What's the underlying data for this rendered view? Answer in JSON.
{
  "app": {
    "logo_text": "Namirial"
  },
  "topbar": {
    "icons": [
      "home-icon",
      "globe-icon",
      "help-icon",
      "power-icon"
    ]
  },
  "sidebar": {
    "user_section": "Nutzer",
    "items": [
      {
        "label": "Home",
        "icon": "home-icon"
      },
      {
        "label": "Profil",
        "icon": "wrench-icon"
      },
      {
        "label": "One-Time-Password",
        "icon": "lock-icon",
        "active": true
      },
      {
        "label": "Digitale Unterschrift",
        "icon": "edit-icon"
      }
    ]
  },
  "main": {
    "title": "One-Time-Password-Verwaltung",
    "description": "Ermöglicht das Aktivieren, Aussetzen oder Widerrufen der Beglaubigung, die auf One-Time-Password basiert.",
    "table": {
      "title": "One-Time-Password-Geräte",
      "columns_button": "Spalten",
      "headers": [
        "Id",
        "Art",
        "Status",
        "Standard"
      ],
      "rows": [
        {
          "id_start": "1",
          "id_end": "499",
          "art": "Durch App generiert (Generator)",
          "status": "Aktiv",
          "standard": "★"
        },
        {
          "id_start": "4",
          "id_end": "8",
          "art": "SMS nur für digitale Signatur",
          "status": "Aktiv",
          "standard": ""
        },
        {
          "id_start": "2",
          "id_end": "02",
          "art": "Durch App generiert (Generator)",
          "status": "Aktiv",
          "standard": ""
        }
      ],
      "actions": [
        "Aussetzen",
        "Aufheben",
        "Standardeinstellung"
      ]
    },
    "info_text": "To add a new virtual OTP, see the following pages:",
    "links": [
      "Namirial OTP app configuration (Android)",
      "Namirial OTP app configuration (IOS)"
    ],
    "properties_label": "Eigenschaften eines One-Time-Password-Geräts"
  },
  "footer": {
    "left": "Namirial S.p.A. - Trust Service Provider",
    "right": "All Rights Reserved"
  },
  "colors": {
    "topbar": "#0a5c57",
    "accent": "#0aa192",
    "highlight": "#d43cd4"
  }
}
****************
STATED GOAL
Take every line from the data that contains the word "configuration".

COMPLETED EXERCISE
      "Namirial OTP app configuration (Android)",
      "Namirial OTP app configuration (IOS)"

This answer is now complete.